Written problem
What is the number of lines in the data holding the word "Grady"? Give that number by itself.
>> start
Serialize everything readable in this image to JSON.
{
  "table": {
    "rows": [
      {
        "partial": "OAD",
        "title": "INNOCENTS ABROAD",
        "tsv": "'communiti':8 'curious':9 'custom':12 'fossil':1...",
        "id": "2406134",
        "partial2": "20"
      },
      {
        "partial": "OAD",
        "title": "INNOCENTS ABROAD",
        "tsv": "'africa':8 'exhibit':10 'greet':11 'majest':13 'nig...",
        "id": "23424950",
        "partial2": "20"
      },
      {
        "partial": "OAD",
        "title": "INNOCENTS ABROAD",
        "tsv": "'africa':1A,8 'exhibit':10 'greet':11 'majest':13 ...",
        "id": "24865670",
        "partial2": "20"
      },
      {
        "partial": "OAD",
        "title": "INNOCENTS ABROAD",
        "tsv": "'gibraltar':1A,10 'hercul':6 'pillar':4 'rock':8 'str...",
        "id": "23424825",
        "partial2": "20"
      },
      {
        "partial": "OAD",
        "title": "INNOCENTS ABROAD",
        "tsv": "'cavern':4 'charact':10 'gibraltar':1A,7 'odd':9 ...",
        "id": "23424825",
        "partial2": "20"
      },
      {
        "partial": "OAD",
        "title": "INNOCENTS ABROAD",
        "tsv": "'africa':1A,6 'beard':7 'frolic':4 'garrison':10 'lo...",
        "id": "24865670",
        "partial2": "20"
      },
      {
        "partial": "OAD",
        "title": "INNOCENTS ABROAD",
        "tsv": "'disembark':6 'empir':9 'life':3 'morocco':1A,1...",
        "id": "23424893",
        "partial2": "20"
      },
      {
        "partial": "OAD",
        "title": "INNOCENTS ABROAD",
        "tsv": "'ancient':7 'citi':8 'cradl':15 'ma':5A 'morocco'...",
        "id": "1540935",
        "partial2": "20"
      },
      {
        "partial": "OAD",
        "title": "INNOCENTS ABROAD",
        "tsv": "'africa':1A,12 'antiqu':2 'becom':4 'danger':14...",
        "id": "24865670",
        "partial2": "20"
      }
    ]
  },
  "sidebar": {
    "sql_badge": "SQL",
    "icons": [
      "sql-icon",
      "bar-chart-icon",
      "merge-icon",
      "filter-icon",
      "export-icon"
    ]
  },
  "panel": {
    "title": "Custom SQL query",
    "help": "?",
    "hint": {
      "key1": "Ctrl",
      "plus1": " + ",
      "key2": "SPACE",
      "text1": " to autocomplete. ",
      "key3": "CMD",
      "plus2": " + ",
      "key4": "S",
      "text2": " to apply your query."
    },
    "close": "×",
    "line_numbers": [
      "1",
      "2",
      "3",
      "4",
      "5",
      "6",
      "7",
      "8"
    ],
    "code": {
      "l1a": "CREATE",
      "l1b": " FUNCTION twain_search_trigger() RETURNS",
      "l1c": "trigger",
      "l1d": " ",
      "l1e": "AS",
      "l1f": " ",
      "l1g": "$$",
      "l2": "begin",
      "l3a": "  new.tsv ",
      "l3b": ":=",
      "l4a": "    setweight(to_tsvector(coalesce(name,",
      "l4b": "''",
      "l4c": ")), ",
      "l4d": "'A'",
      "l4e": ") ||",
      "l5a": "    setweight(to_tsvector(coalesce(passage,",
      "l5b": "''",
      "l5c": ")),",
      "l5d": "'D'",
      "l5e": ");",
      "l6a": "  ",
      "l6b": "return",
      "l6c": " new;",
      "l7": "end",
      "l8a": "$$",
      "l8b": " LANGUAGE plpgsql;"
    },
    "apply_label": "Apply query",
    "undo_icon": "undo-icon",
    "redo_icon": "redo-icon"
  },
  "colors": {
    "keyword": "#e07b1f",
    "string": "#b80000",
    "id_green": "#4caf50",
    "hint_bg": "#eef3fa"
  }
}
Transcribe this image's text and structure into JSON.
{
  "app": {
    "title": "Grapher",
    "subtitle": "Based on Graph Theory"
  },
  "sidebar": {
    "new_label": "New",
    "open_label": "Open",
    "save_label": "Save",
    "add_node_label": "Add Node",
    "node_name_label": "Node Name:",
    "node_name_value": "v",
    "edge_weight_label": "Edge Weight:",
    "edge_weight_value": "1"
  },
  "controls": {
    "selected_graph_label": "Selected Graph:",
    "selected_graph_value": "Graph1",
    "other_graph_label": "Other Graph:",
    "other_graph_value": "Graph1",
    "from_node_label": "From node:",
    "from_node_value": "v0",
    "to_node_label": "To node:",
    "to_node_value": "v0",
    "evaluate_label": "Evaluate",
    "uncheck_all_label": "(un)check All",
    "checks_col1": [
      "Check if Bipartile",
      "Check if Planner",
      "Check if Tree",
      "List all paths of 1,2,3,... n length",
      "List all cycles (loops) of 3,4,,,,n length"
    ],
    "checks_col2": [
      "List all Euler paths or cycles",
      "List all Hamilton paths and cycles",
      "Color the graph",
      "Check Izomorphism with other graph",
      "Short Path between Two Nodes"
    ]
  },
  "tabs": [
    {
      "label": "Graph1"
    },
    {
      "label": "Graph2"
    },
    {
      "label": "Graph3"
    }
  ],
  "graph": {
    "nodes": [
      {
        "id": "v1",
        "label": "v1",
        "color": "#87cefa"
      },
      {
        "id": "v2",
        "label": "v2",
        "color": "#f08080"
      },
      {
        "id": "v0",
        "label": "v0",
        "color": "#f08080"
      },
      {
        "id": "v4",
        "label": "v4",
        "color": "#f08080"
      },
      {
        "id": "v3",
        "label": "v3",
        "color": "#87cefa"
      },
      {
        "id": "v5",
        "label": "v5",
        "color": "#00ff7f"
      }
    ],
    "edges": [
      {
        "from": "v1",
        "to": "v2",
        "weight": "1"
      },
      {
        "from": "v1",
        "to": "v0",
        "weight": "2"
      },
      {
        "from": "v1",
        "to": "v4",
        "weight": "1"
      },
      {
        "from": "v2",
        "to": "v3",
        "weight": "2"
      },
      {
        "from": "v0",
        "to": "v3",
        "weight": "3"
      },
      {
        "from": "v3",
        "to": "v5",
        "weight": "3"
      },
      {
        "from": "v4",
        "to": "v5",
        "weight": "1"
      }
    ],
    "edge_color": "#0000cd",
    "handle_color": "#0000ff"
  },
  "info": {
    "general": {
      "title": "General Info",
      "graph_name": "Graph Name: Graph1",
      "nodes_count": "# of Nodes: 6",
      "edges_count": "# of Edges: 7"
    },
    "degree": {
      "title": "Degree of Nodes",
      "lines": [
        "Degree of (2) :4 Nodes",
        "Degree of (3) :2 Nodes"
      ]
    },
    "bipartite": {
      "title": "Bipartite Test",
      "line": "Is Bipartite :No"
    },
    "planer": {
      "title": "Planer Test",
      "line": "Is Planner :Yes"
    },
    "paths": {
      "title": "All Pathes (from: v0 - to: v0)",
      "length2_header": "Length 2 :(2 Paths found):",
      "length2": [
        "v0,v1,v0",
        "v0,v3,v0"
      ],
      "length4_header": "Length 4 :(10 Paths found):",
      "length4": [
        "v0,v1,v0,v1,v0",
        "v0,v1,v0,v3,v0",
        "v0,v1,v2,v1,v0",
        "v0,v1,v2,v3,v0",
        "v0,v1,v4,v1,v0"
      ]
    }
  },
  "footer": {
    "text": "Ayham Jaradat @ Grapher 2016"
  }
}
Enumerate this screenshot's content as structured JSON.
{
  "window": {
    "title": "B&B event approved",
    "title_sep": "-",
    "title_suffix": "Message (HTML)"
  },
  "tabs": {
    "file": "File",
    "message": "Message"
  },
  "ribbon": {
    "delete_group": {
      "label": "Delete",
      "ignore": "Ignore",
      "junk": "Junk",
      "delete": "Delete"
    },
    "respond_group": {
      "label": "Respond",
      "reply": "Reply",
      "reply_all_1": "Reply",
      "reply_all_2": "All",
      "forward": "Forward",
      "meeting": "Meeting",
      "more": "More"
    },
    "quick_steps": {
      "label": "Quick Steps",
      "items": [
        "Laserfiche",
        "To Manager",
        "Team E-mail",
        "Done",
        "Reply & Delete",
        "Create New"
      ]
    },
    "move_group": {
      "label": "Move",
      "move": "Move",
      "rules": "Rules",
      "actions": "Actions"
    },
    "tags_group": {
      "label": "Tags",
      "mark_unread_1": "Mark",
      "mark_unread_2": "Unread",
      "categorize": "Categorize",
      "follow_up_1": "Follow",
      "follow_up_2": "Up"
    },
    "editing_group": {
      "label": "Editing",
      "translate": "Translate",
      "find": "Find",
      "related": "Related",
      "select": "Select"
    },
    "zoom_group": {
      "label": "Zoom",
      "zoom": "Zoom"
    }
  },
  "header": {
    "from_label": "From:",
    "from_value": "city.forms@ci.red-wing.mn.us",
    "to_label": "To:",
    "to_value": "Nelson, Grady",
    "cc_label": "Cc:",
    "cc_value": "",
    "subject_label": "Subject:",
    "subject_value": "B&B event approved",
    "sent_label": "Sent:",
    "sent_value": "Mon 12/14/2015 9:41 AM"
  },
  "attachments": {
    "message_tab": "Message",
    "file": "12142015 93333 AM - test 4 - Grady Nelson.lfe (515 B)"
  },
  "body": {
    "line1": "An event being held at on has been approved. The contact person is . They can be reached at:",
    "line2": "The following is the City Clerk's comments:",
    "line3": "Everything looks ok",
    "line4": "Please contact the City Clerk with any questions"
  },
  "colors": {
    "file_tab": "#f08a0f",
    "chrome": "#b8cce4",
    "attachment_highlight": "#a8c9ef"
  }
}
>> end
Output
2